_WHAT YOU ARE ASKED TO DO_: Output nothing but the number of lines that include the word "with".

****************

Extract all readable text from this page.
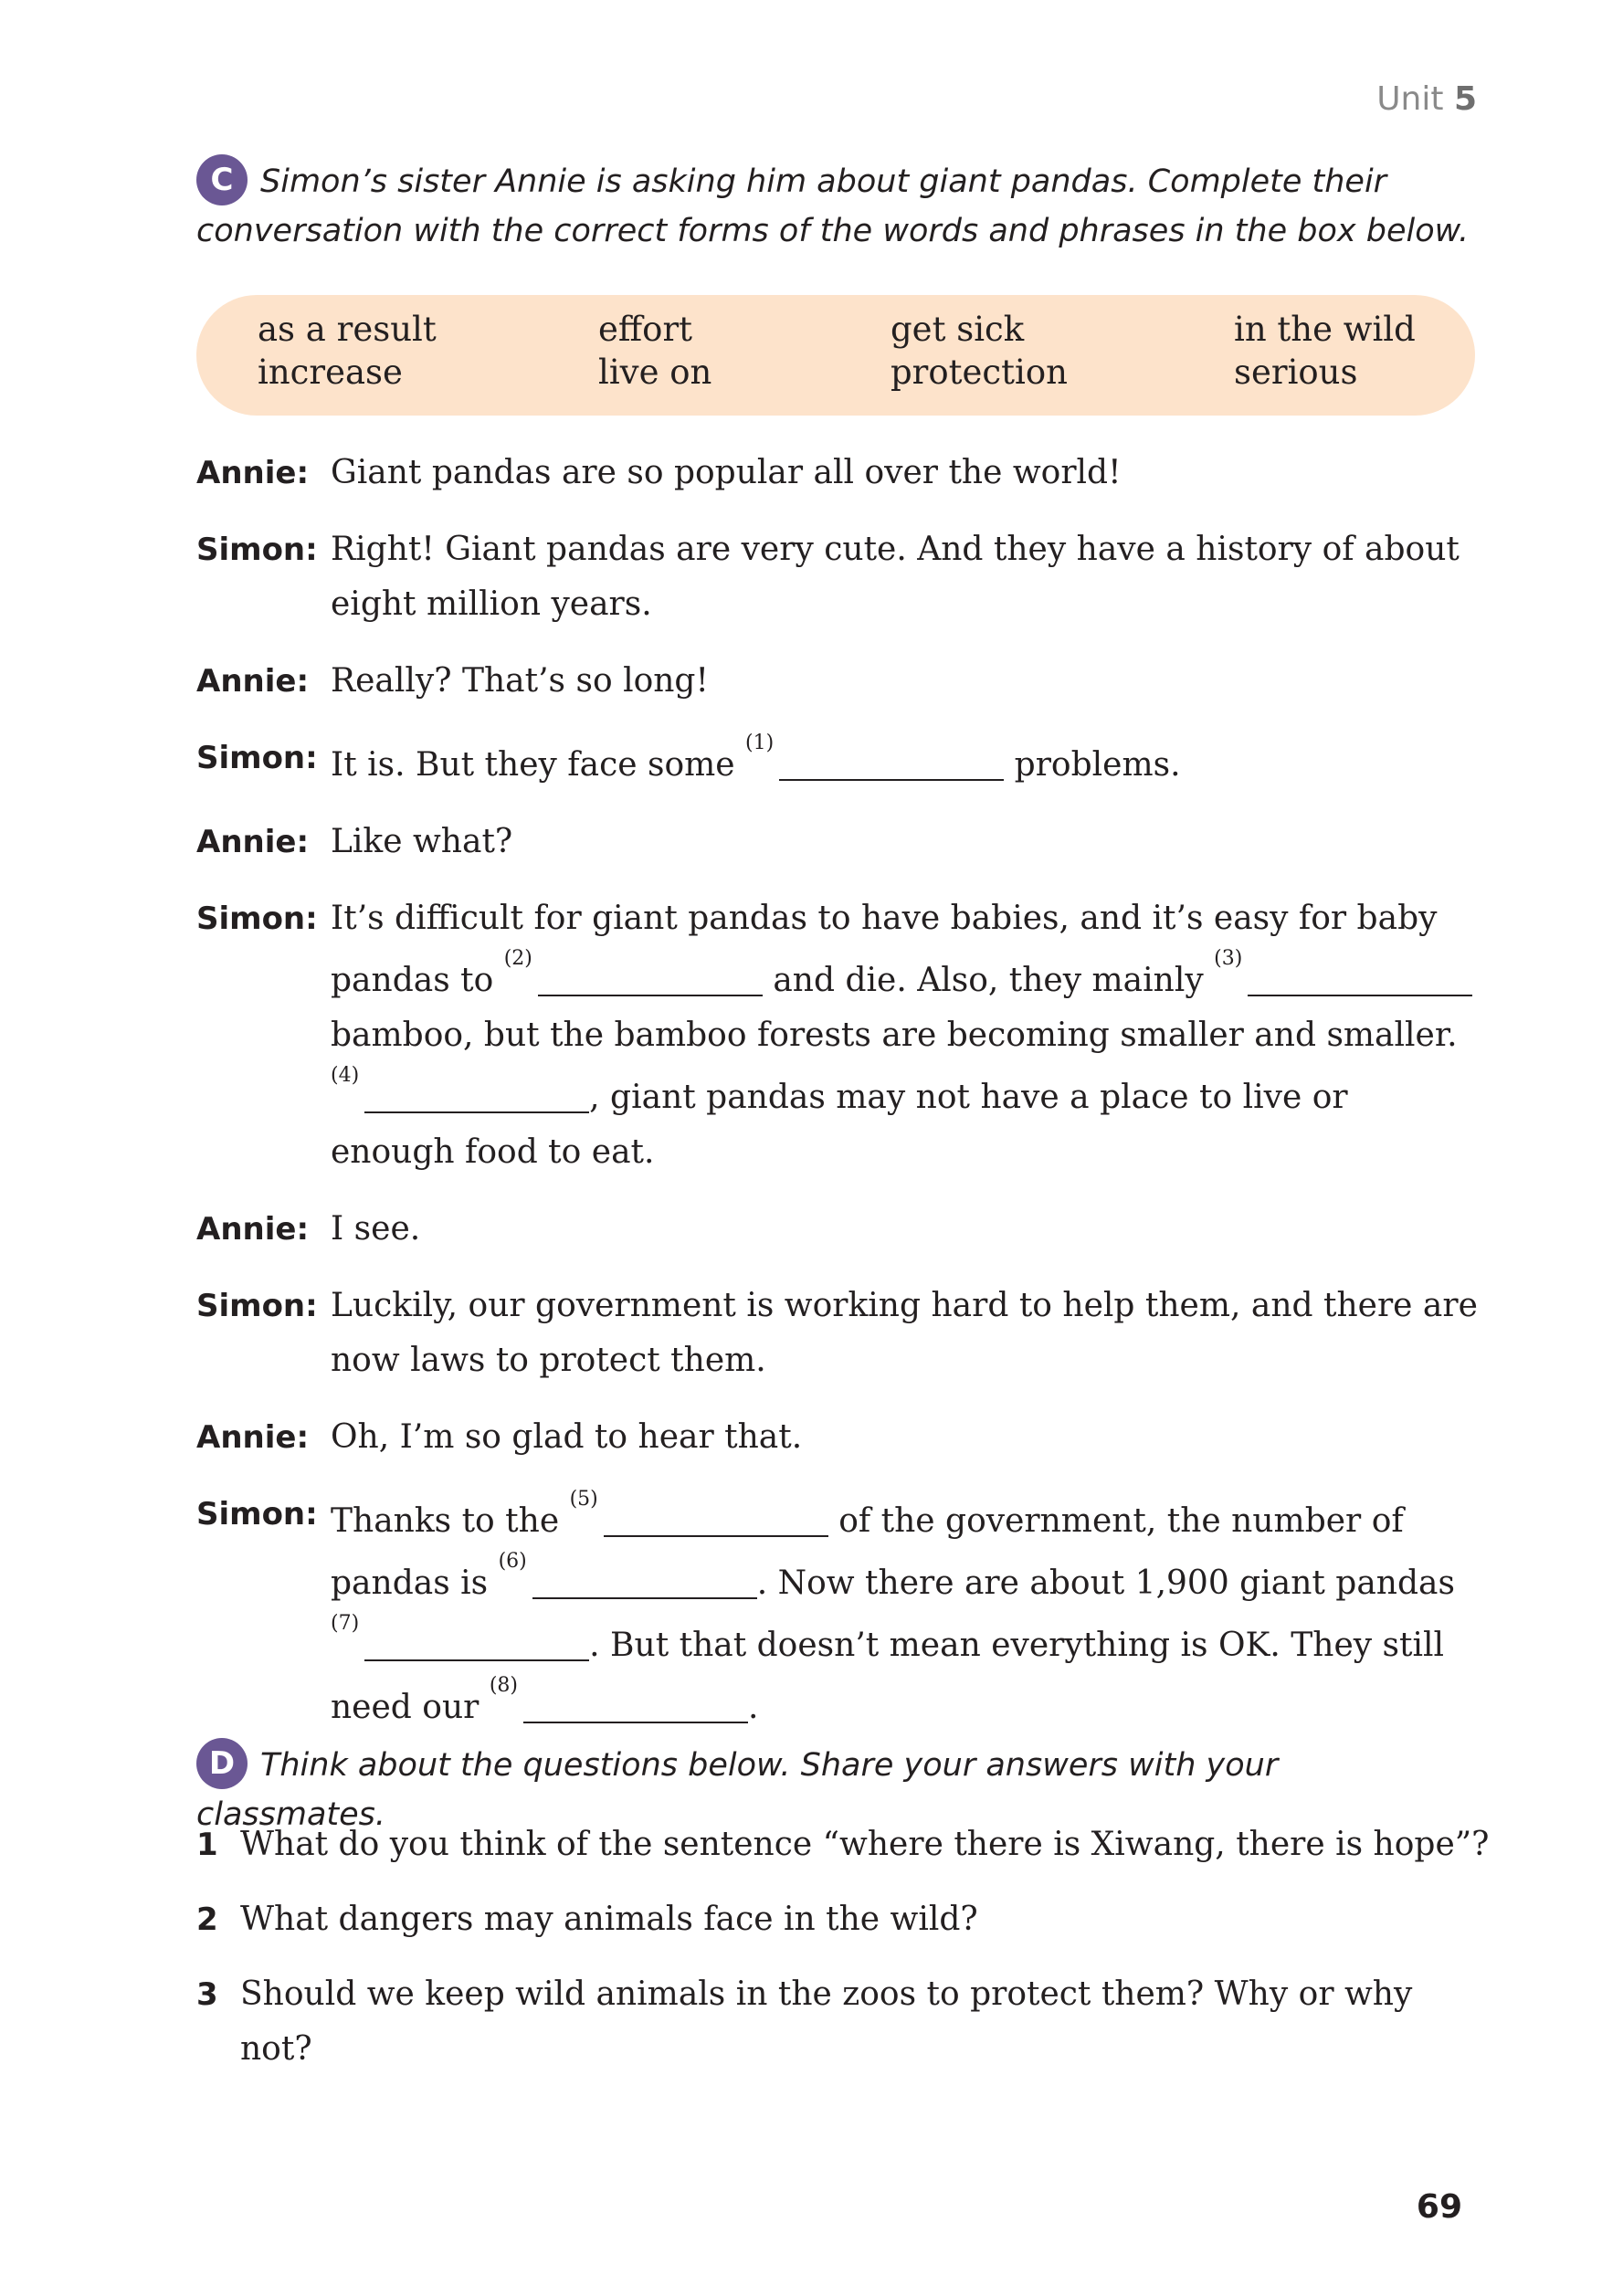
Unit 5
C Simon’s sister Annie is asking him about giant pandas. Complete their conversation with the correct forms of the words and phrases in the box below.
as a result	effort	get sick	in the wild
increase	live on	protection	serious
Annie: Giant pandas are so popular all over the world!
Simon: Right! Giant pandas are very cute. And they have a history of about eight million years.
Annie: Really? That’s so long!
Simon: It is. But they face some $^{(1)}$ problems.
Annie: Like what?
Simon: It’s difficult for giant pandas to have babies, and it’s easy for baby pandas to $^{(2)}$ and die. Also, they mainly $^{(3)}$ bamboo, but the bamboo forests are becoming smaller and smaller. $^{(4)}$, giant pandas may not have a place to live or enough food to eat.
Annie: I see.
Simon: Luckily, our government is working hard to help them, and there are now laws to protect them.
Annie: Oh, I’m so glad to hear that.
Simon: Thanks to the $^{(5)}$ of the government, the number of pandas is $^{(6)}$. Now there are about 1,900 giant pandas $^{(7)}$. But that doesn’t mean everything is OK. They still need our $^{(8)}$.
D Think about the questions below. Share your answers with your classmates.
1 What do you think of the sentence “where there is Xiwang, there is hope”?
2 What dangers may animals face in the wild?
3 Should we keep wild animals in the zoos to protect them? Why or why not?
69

****************

_ANSWER TO THIS EXERCISE_: 2